In the records below, count every line containing "Parse". Reply with the number only.
-- start of RECORDS TO PROCESS --
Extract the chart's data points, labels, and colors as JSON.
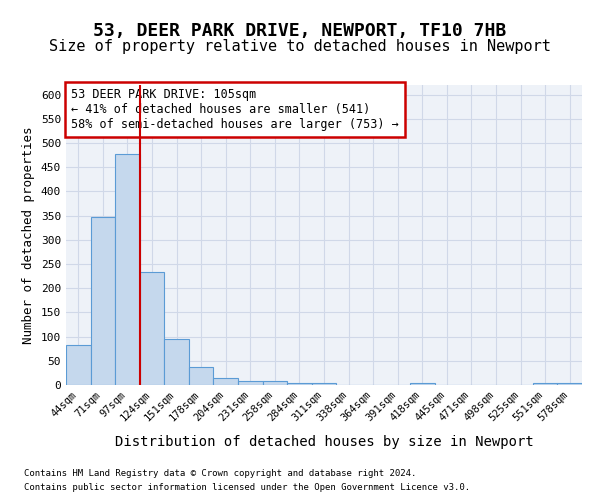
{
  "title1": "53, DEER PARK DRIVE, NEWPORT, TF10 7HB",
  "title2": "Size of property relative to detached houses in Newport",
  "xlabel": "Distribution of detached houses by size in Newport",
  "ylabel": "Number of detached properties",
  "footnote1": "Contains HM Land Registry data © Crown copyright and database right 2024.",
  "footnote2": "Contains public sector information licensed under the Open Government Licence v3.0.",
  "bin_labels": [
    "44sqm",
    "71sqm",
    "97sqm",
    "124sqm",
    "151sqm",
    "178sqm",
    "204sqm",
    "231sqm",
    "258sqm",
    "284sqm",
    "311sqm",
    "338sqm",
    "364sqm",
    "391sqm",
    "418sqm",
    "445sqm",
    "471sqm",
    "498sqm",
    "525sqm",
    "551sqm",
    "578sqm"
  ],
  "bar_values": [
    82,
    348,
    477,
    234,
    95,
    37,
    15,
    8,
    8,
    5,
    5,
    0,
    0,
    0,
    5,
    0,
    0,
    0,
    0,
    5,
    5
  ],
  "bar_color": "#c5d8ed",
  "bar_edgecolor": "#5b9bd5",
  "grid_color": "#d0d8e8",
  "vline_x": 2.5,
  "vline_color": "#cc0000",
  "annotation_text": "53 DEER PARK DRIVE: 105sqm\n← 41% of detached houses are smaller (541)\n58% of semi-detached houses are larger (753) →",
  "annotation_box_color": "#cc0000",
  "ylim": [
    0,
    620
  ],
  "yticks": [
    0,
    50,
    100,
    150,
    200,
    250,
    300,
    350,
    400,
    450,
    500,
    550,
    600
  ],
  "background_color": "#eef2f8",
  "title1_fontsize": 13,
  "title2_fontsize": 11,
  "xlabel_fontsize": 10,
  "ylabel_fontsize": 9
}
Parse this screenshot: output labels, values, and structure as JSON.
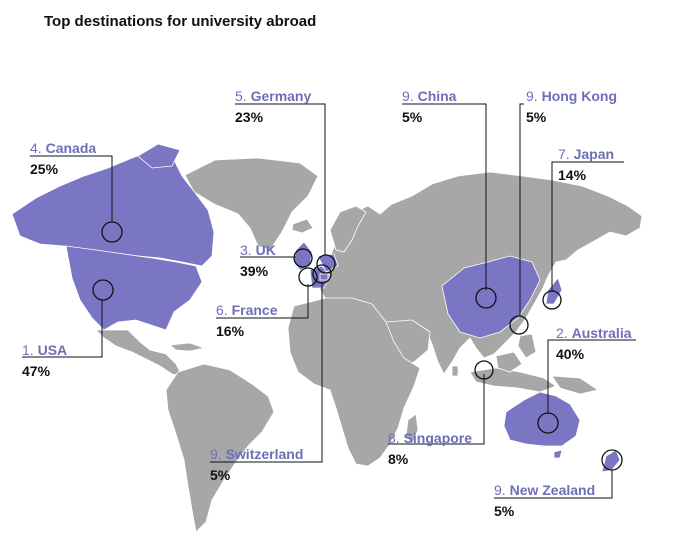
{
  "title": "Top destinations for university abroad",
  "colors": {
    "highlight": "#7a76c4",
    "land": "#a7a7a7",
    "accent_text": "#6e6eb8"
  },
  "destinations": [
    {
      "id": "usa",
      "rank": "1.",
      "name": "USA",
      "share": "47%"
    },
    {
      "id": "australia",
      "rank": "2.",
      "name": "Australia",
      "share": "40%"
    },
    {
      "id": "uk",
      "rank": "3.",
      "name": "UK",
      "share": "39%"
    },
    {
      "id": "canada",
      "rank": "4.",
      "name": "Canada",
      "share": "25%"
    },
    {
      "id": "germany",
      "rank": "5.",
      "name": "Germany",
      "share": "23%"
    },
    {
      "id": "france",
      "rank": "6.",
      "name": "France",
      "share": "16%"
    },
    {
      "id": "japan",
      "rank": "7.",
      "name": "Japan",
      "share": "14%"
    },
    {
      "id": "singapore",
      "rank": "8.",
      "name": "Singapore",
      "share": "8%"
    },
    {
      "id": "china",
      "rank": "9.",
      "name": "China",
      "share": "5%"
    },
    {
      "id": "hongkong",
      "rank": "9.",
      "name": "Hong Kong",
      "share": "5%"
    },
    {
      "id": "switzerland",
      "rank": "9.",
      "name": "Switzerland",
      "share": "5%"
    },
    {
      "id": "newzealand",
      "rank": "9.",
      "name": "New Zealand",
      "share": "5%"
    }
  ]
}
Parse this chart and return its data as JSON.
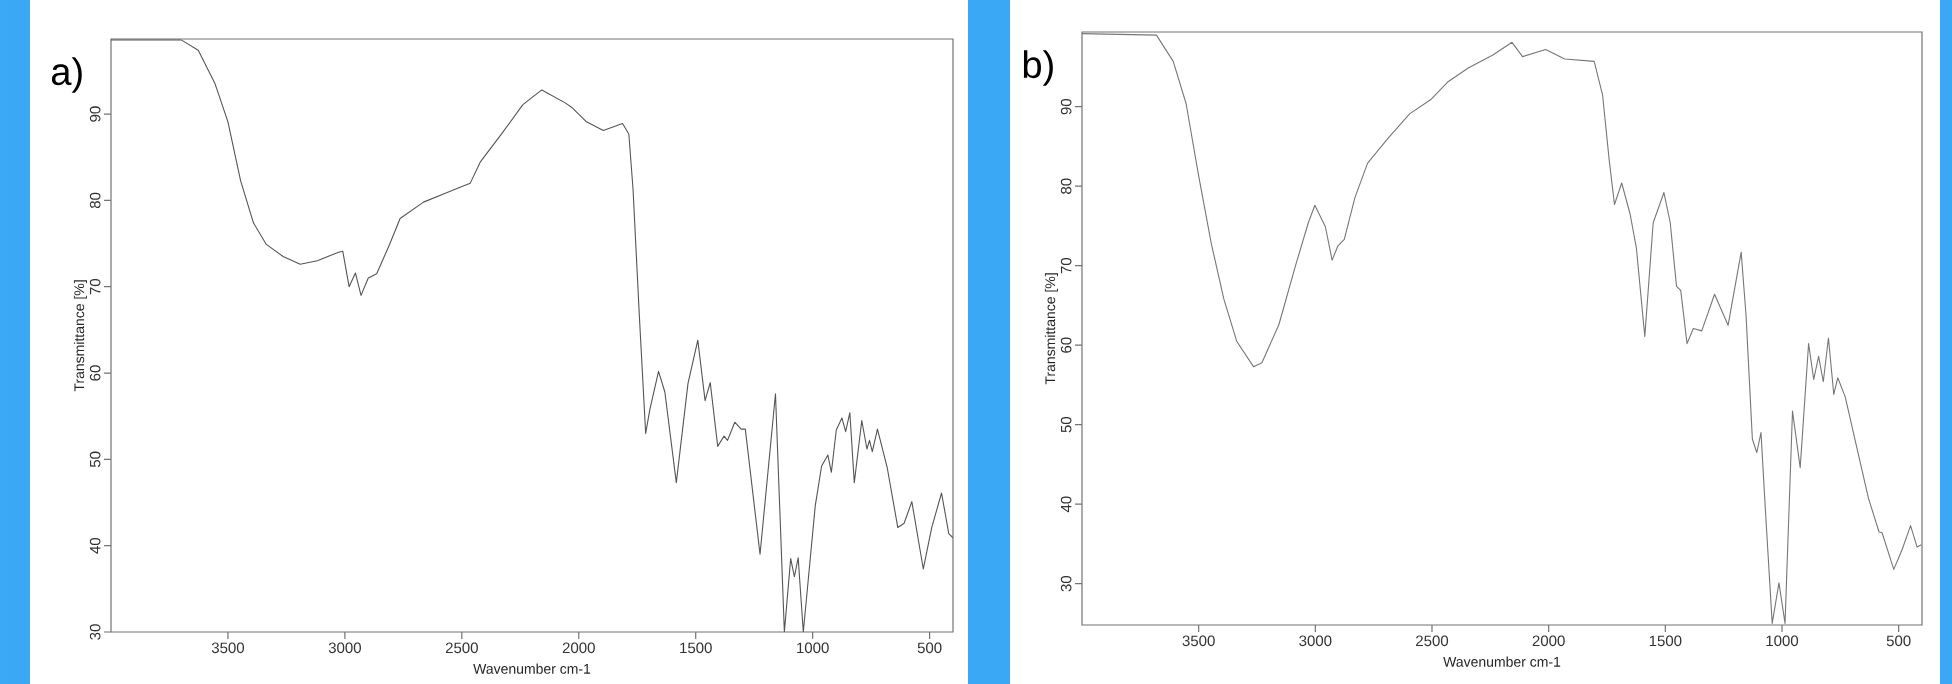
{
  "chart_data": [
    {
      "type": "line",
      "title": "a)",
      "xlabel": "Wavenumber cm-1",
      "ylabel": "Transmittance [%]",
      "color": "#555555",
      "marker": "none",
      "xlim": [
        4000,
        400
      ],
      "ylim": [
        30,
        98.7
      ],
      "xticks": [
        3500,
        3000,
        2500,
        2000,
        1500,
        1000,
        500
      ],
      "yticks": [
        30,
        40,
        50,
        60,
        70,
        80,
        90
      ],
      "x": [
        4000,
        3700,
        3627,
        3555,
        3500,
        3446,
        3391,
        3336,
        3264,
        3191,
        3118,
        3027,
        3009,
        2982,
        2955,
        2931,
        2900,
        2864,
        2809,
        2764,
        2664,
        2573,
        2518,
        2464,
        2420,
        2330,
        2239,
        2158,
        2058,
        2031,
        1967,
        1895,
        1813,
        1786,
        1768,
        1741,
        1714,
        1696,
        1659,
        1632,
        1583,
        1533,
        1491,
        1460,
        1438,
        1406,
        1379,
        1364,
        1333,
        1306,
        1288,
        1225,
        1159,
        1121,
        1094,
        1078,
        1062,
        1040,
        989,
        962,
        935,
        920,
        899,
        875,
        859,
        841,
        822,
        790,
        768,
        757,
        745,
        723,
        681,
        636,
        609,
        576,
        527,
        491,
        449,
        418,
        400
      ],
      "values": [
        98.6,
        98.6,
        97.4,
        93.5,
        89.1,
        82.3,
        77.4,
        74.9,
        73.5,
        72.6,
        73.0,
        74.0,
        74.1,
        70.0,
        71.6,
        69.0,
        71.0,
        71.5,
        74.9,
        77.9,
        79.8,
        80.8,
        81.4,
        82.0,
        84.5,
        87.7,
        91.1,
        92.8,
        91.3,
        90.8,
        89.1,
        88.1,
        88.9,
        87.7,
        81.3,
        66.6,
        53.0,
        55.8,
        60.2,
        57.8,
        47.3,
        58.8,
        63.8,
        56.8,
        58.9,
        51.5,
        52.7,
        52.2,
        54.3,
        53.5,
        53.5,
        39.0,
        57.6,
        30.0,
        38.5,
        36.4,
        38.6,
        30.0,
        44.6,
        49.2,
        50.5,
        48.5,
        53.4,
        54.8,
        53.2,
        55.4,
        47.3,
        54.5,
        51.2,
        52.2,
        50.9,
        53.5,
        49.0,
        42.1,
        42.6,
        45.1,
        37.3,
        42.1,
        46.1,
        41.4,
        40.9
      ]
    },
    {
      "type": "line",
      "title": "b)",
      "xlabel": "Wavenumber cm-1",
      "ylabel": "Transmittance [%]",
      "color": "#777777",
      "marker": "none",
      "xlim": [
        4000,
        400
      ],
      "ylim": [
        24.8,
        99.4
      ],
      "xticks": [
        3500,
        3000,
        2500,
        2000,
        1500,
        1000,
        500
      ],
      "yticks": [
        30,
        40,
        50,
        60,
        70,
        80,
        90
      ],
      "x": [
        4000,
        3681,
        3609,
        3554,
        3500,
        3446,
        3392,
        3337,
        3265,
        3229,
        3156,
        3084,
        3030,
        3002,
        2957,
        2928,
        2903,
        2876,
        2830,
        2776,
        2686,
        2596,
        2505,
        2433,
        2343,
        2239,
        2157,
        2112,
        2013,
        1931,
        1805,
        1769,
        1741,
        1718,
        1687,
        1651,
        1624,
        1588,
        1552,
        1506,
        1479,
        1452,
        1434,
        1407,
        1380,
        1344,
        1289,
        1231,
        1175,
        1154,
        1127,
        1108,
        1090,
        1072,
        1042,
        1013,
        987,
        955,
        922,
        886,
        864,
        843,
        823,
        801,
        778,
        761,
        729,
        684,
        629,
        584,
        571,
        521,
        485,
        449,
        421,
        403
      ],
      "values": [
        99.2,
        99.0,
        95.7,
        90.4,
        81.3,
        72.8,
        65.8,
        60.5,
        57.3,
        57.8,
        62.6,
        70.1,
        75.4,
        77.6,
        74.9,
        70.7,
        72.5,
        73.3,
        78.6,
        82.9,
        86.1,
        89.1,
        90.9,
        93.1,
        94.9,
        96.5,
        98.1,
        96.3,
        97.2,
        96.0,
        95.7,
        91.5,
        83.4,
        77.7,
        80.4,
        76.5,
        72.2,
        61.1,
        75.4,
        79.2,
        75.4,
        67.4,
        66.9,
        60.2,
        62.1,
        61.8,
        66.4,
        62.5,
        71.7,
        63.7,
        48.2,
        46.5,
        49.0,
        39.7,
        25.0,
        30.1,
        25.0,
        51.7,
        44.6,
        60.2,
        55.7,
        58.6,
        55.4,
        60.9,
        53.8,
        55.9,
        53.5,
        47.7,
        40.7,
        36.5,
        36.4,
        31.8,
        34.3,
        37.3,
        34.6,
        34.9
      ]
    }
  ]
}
-- end of RECORDS TO PROCESS --
-- start of RECORDS TO PROCESS --
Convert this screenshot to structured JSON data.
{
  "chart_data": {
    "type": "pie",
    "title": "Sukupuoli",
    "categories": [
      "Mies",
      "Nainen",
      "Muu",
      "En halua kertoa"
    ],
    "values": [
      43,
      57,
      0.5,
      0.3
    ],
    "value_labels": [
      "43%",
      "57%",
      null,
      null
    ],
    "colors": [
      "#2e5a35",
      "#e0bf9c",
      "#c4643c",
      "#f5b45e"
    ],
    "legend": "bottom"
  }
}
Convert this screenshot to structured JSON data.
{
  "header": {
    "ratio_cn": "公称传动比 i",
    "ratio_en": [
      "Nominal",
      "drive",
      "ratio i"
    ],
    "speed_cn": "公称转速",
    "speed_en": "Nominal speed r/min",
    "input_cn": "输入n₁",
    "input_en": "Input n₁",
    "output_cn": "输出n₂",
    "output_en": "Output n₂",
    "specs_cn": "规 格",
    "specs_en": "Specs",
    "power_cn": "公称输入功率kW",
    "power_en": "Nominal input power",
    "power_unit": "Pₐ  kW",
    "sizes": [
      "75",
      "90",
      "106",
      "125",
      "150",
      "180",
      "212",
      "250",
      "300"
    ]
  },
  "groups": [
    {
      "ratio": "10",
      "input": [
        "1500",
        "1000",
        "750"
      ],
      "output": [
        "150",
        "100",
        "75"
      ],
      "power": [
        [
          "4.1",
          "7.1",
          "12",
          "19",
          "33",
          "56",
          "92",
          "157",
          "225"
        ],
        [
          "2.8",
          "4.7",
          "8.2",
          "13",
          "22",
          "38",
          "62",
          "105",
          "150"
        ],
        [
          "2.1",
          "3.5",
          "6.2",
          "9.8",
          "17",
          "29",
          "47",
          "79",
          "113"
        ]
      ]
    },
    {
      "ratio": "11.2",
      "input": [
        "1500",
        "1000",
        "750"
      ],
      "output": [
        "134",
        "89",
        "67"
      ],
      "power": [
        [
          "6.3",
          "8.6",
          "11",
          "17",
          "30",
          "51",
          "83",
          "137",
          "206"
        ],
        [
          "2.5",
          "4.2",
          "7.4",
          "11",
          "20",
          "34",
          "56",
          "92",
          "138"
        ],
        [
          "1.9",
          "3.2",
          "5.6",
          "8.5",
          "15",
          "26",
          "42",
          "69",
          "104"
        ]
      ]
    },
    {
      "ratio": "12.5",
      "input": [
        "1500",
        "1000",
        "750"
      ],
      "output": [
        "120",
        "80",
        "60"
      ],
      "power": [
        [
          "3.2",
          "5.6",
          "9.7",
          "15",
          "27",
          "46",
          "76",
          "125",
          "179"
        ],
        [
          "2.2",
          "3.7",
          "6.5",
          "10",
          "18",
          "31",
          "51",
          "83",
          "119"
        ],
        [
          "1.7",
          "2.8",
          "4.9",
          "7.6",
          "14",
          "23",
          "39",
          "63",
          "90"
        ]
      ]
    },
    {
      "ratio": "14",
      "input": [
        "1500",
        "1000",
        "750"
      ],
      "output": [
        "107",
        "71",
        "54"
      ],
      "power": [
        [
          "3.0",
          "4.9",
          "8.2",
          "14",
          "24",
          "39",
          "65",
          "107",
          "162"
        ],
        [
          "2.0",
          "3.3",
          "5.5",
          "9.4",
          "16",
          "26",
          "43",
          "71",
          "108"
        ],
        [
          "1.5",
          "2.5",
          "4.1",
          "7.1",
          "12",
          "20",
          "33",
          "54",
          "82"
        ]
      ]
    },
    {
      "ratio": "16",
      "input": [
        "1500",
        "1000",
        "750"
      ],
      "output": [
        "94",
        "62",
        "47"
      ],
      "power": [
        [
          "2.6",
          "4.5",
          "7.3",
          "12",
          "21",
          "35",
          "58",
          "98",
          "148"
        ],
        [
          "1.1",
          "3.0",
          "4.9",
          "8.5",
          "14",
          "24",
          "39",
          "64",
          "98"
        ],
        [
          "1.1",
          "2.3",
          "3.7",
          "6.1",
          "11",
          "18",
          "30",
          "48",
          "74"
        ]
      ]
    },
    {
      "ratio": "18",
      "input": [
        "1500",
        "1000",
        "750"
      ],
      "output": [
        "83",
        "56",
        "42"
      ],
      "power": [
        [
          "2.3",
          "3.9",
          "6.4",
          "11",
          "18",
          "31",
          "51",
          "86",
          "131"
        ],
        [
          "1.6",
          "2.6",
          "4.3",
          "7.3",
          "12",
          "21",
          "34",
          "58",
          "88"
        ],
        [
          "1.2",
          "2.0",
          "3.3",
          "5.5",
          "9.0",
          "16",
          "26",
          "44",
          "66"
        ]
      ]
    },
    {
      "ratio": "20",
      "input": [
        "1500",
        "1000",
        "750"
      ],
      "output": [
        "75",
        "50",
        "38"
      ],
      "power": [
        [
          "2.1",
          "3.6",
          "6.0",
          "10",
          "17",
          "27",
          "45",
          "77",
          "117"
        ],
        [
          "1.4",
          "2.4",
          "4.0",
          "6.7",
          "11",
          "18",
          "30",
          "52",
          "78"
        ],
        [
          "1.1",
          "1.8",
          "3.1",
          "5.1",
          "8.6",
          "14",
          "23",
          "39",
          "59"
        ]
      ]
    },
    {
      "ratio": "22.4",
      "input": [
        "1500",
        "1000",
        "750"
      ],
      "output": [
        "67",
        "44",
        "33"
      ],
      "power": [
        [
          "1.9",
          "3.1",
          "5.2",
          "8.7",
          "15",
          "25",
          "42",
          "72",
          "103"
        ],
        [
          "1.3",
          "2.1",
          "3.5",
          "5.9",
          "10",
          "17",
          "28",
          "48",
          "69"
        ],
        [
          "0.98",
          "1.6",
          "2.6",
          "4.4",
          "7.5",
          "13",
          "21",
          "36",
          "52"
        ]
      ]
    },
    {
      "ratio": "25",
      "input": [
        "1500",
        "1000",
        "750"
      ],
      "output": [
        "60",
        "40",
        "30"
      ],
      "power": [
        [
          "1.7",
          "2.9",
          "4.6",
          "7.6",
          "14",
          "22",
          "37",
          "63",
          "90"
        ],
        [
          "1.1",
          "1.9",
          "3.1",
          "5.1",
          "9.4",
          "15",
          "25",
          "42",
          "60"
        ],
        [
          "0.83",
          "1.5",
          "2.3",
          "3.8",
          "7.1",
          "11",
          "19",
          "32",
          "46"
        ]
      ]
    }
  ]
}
-- end of RECORDS TO PROCESS --
• [WRITTEN REPLY]
2